Recorded data
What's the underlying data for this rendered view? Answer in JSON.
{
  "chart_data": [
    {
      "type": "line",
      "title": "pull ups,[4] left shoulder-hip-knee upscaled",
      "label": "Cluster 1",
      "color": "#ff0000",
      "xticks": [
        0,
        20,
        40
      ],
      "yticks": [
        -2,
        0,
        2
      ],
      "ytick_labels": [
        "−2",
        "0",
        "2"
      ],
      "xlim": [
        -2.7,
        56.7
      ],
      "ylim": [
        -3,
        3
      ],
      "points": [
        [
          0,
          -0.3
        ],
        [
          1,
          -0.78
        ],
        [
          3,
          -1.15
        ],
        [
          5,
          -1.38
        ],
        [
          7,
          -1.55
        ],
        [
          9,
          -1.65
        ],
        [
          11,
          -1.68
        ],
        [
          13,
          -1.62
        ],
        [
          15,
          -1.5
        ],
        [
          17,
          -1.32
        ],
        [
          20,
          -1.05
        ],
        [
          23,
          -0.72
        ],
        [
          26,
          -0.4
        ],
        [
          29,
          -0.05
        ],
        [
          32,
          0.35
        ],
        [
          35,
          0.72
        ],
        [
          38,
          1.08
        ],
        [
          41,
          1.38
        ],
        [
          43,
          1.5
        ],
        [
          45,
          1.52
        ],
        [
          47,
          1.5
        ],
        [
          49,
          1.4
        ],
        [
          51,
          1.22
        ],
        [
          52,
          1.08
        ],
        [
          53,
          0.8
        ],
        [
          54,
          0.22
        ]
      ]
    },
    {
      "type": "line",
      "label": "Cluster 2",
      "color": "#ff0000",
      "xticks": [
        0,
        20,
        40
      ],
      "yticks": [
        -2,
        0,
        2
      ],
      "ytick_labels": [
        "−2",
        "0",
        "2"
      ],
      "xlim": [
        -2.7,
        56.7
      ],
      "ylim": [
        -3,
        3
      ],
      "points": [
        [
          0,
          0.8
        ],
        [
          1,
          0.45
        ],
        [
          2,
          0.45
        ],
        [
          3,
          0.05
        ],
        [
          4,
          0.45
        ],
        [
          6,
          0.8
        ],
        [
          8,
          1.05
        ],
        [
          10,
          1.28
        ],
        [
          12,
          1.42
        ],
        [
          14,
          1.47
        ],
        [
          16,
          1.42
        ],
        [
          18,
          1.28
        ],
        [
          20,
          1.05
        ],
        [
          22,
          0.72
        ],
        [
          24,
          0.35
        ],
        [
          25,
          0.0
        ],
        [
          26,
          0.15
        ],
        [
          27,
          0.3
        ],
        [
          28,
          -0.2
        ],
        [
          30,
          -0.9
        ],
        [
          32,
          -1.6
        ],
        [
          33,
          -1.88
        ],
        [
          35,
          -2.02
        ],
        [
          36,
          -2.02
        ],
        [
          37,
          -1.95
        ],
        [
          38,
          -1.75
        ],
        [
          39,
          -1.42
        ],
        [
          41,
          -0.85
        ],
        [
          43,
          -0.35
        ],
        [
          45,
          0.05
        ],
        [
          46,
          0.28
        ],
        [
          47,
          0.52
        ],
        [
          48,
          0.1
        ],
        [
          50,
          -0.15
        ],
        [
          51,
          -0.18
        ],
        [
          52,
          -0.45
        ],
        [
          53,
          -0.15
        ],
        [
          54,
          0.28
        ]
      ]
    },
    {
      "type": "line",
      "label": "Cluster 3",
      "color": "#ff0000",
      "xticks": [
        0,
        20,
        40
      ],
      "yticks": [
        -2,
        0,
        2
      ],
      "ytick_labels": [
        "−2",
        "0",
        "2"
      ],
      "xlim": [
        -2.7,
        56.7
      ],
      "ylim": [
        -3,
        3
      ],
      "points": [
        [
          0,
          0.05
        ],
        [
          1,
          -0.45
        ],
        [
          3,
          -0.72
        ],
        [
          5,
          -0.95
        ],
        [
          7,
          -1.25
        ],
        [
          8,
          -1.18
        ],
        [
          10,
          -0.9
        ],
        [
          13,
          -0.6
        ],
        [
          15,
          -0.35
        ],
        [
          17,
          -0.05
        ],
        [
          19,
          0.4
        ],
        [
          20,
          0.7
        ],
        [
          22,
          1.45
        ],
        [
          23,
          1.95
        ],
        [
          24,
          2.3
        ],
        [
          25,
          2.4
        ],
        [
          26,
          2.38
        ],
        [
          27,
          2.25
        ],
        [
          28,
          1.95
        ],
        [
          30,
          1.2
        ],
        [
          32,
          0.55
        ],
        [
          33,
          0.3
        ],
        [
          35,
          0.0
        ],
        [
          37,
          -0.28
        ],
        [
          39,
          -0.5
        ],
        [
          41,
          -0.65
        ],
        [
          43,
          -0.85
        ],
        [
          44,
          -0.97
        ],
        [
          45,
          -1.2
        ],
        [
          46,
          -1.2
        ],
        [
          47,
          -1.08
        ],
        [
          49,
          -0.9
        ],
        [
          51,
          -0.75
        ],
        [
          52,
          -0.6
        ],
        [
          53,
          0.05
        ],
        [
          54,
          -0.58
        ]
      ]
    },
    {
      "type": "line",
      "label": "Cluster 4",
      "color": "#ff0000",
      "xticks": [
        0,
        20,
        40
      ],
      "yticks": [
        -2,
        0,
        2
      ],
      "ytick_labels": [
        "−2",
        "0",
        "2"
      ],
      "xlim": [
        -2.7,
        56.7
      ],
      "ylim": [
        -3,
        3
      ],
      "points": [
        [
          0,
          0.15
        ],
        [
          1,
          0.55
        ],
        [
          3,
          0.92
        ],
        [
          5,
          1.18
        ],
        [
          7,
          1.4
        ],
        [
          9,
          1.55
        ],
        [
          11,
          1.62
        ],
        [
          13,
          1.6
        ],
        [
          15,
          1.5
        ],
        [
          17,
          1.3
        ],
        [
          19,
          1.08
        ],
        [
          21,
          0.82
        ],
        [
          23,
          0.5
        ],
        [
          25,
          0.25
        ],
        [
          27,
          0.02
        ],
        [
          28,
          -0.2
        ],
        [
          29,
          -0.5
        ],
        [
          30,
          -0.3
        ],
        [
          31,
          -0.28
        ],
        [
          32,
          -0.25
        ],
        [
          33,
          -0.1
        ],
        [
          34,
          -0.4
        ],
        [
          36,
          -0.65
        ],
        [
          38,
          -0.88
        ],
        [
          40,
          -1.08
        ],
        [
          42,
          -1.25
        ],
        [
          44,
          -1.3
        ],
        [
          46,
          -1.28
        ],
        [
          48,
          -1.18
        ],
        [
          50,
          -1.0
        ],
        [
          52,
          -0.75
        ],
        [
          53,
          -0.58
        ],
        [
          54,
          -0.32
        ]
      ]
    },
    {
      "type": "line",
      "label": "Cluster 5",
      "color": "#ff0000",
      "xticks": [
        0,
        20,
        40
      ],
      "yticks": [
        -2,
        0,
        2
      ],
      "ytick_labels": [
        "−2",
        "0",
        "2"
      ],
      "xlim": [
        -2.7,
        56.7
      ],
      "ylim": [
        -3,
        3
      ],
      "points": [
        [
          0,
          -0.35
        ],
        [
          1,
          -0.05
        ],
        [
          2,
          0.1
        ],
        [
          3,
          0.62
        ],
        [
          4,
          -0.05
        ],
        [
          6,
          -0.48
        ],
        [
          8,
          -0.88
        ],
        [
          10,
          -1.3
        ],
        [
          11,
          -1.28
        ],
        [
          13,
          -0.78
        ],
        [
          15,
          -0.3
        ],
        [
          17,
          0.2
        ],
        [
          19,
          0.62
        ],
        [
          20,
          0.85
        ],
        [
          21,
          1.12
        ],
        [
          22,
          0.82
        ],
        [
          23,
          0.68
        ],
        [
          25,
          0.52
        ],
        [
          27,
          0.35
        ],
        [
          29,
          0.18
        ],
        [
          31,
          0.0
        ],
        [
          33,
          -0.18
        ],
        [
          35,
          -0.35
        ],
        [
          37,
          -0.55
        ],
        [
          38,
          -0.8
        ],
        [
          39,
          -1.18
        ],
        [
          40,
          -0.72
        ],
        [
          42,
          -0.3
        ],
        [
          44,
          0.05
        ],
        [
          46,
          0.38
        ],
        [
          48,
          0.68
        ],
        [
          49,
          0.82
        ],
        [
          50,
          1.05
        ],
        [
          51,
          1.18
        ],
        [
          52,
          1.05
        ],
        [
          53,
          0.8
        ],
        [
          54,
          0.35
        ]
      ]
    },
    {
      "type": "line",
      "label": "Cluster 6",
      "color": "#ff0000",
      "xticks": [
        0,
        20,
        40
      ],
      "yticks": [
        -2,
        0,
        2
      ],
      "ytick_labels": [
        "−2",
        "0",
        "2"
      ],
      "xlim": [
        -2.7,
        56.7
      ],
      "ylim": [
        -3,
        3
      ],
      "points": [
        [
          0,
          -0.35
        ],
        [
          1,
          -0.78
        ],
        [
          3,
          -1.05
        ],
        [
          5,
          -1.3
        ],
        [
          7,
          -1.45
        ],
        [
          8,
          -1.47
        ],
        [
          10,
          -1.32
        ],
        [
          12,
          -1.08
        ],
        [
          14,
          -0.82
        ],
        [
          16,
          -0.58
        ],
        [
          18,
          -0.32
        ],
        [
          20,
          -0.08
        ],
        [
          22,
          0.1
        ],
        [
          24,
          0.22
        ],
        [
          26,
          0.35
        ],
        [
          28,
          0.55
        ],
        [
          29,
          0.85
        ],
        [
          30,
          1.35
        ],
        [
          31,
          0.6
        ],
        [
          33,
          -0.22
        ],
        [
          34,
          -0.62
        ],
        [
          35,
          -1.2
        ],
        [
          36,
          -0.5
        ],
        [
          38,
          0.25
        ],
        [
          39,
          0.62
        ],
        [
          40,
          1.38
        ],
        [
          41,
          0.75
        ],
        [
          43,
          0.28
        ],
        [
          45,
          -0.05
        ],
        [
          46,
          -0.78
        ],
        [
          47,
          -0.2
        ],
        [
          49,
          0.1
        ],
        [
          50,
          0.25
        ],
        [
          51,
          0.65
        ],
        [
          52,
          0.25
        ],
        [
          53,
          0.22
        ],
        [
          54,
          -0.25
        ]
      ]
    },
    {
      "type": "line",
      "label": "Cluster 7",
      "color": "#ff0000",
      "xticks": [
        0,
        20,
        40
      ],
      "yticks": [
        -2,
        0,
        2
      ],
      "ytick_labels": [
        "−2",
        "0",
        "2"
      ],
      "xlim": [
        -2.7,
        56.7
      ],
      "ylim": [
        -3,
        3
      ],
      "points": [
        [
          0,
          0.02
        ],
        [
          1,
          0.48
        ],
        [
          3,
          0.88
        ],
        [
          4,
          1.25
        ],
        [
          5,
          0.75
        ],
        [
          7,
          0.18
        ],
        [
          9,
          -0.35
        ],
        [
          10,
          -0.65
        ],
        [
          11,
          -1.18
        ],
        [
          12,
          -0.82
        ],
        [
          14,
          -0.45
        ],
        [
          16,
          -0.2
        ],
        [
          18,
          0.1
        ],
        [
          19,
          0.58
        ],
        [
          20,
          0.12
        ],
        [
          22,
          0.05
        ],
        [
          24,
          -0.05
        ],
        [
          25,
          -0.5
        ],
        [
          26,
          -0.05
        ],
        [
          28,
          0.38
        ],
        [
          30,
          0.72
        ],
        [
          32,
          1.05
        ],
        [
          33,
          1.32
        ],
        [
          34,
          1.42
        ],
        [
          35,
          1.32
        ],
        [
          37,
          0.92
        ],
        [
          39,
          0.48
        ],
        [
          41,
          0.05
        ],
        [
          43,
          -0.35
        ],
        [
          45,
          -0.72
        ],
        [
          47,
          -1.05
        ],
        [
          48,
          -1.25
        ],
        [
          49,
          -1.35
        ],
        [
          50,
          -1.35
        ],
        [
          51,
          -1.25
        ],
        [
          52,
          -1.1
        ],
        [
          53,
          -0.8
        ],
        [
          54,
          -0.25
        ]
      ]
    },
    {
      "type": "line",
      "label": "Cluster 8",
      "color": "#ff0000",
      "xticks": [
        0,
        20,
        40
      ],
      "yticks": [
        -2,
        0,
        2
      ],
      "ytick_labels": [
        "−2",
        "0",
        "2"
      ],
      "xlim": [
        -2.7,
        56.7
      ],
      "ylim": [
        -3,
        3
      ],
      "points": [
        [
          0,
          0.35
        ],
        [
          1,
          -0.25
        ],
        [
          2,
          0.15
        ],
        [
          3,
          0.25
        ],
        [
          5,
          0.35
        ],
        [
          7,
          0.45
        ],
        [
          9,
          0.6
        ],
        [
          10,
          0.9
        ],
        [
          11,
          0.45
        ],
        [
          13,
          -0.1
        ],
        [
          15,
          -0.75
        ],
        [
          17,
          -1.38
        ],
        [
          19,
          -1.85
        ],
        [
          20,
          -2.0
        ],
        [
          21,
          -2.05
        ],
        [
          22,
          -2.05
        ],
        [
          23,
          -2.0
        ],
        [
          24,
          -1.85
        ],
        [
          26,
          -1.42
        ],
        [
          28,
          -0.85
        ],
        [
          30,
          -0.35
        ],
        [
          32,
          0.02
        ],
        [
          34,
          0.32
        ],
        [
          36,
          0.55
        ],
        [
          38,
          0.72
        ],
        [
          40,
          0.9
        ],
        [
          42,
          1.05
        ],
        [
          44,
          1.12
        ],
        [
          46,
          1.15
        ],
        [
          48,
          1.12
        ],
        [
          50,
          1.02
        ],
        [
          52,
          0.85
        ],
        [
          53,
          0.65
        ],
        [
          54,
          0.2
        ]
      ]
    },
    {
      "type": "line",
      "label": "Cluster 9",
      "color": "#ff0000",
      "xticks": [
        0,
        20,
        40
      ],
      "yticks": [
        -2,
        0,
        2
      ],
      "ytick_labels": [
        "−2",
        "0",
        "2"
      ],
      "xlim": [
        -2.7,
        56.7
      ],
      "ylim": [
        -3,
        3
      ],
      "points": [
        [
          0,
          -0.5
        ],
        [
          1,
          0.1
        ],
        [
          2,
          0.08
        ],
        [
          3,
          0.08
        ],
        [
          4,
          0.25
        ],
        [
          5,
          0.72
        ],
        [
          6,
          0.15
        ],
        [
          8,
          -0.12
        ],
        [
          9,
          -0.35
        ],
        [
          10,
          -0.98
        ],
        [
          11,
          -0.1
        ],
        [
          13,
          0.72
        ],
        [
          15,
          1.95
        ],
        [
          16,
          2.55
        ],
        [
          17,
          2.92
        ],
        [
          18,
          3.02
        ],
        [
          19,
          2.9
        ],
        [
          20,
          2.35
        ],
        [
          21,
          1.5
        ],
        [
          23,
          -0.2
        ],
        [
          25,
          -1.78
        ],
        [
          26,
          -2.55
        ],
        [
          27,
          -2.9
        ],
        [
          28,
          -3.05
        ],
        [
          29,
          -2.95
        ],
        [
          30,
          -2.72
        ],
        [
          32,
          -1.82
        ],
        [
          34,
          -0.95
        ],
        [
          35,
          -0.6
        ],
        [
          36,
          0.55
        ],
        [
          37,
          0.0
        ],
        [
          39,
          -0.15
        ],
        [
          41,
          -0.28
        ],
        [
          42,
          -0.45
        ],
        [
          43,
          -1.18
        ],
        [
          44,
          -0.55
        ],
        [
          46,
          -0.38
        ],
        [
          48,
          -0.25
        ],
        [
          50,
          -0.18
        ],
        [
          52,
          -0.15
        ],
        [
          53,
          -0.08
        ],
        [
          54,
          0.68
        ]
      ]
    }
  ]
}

*Aim:*
Locate the word "Cluster" in the records above, and return each line that has it.

*Task response:*
      "label": "Cluster 1",
      "label": "Cluster 2",
      "label": "Cluster 3",
      "label": "Cluster 4",
      "label": "Cluster 5",
      "label": "Cluster 6",
      "label": "Cluster 7",
      "label": "Cluster 8",
      "label": "Cluster 9",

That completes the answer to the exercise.